── EXERCISE MATERIAL ──

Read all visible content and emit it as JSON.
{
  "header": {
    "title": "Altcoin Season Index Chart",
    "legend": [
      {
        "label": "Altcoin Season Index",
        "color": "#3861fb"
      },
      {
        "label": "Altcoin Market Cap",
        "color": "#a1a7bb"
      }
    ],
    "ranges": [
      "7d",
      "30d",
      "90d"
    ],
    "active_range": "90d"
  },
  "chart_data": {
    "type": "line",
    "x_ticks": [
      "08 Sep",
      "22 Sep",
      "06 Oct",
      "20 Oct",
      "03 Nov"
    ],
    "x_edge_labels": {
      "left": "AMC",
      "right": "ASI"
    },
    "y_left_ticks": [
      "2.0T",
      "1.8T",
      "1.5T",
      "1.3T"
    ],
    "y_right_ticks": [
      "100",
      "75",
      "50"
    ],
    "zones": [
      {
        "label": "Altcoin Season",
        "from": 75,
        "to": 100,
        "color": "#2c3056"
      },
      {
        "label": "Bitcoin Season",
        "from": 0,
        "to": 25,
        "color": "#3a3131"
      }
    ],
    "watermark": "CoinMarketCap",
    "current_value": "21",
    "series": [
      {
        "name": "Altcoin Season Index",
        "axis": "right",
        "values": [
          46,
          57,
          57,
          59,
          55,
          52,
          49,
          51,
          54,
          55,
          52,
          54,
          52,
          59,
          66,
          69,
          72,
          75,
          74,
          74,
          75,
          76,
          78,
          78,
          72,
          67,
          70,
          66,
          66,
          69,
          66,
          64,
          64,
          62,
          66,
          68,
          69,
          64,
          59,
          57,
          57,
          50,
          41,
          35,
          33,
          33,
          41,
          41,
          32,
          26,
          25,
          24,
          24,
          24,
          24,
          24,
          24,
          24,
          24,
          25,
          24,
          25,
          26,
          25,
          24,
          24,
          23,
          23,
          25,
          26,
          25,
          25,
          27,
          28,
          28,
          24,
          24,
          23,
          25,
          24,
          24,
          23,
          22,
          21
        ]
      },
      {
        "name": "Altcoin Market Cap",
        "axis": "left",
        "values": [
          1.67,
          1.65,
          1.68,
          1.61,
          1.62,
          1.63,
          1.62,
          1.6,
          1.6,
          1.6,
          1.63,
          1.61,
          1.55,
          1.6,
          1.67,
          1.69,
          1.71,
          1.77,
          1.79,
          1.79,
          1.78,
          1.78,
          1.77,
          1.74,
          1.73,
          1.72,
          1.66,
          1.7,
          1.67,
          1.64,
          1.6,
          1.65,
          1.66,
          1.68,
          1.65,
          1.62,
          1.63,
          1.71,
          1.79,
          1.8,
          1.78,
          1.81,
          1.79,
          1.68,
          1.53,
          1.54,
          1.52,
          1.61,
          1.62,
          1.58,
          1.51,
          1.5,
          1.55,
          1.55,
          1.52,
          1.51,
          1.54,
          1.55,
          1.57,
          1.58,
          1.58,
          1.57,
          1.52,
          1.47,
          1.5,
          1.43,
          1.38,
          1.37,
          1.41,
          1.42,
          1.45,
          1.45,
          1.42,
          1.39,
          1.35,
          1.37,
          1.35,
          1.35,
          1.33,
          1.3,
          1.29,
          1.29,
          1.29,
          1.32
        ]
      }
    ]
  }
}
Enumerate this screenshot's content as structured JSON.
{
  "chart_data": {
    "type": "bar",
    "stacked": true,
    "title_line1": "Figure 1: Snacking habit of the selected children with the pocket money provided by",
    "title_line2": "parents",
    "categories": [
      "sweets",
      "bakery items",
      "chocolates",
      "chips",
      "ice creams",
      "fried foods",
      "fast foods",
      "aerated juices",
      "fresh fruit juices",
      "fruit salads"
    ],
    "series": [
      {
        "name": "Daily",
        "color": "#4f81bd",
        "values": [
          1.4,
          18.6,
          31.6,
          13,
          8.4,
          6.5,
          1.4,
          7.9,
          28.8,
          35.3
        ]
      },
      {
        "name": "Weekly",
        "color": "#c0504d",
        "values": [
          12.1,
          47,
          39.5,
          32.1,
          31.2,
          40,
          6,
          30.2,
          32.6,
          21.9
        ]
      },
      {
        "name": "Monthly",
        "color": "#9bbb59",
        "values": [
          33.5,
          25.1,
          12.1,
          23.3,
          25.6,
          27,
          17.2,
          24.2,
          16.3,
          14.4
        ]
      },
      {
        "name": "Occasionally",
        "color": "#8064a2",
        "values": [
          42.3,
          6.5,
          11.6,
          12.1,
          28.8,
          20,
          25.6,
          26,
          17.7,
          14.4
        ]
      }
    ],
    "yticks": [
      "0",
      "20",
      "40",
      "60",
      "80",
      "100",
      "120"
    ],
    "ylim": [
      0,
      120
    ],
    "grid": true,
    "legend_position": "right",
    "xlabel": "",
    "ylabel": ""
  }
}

───

Print out every record again, exactly and in full.

**RESULT OF THE EXERCISE**
Read all visible content and emit it as JSON.
{
  "header": {
    "title": "Altcoin Season Index Chart",
    "legend": [
      {
        "label": "Altcoin Season Index",
        "color": "#3861fb"
      },
      {
        "label": "Altcoin Market Cap",
        "color": "#a1a7bb"
      }
    ],
    "ranges": [
      "7d",
      "30d",
      "90d"
    ],
    "active_range": "90d"
  },
  "chart_data": {
    "type": "line",
    "x_ticks": [
      "08 Sep",
      "22 Sep",
      "06 Oct",
      "20 Oct",
      "03 Nov"
    ],
    "x_edge_labels": {
      "left": "AMC",
      "right": "ASI"
    },
    "y_left_ticks": [
      "2.0T",
      "1.8T",
      "1.5T",
      "1.3T"
    ],
    "y_right_ticks": [
      "100",
      "75",
      "50"
    ],
    "zones": [
      {
        "label": "Altcoin Season",
        "from": 75,
        "to": 100,
        "color": "#2c3056"
      },
      {
        "label": "Bitcoin Season",
        "from": 0,
        "to": 25,
        "color": "#3a3131"
      }
    ],
    "watermark": "CoinMarketCap",
    "current_value": "21",
    "series": [
      {
        "name": "Altcoin Season Index",
        "axis": "right",
        "values": [
          46,
          57,
          57,
          59,
          55,
          52,
          49,
          51,
          54,
          55,
          52,
          54,
          52,
          59,
          66,
          69,
          72,
          75,
          74,
          74,
          75,
          76,
          78,
          78,
          72,
          67,
          70,
          66,
          66,
          69,
          66,
          64,
          64,
          62,
          66,
          68,
          69,
          64,
          59,
          57,
          57,
          50,
          41,
          35,
          33,
          33,
          41,
          41,
          32,
          26,
          25,
          24,
          24,
          24,
          24,
          24,
          24,
          24,
          24,
          25,
          24,
          25,
          26,
          25,
          24,
          24,
          23,
          23,
          25,
          26,
          25,
          25,
          27,
          28,
          28,
          24,
          24,
          23,
          25,
          24,
          24,
          23,
          22,
          21
        ]
      },
      {
        "name": "Altcoin Market Cap",
        "axis": "left",
        "values": [
          1.67,
          1.65,
          1.68,
          1.61,
          1.62,
          1.63,
          1.62,
          1.6,
          1.6,
          1.6,
          1.63,
          1.61,
          1.55,
          1.6,
          1.67,
          1.69,
          1.71,
          1.77,
          1.79,
          1.79,
          1.78,
          1.78,
          1.77,
          1.74,
          1.73,
          1.72,
          1.66,
          1.7,
          1.67,
          1.64,
          1.6,
          1.65,
          1.66,
          1.68,
          1.65,
          1.62,
          1.63,
          1.71,
          1.79,
          1.8,
          1.78,
          1.81,
          1.79,
          1.68,
          1.53,
          1.54,
          1.52,
          1.61,
          1.62,
          1.58,
          1.51,
          1.5,
          1.55,
          1.55,
          1.52,
          1.51,
          1.54,
          1.55,
          1.57,
          1.58,
          1.58,
          1.57,
          1.52,
          1.47,
          1.5,
          1.43,
          1.38,
          1.37,
          1.41,
          1.42,
          1.45,
          1.45,
          1.42,
          1.39,
          1.35,
          1.37,
          1.35,
          1.35,
          1.33,
          1.3,
          1.29,
          1.29,
          1.29,
          1.32
        ]
      }
    ]
  }
}
Enumerate this screenshot's content as structured JSON.
{
  "chart_data": {
    "type": "bar",
    "stacked": true,
    "title_line1": "Figure 1: Snacking habit of the selected children with the pocket money provided by",
    "title_line2": "parents",
    "categories": [
      "sweets",
      "bakery items",
      "chocolates",
      "chips",
      "ice creams",
      "fried foods",
      "fast foods",
      "aerated juices",
      "fresh fruit juices",
      "fruit salads"
    ],
    "series": [
      {
        "name": "Daily",
        "color": "#4f81bd",
        "values": [
          1.4,
          18.6,
          31.6,
          13,
          8.4,
          6.5,
          1.4,
          7.9,
          28.8,
          35.3
        ]
      },
      {
        "name": "Weekly",
        "color": "#c0504d",
        "values": [
          12.1,
          47,
          39.5,
          32.1,
          31.2,
          40,
          6,
          30.2,
          32.6,
          21.9
        ]
      },
      {
        "name": "Monthly",
        "color": "#9bbb59",
        "values": [
          33.5,
          25.1,
          12.1,
          23.3,
          25.6,
          27,
          17.2,
          24.2,
          16.3,
          14.4
        ]
      },
      {
        "name": "Occasionally",
        "color": "#8064a2",
        "values": [
          42.3,
          6.5,
          11.6,
          12.1,
          28.8,
          20,
          25.6,
          26,
          17.7,
          14.4
        ]
      }
    ],
    "yticks": [
      "0",
      "20",
      "40",
      "60",
      "80",
      "100",
      "120"
    ],
    "ylim": [
      0,
      120
    ],
    "grid": true,
    "legend_position": "right",
    "xlabel": "",
    "ylabel": ""
  }
}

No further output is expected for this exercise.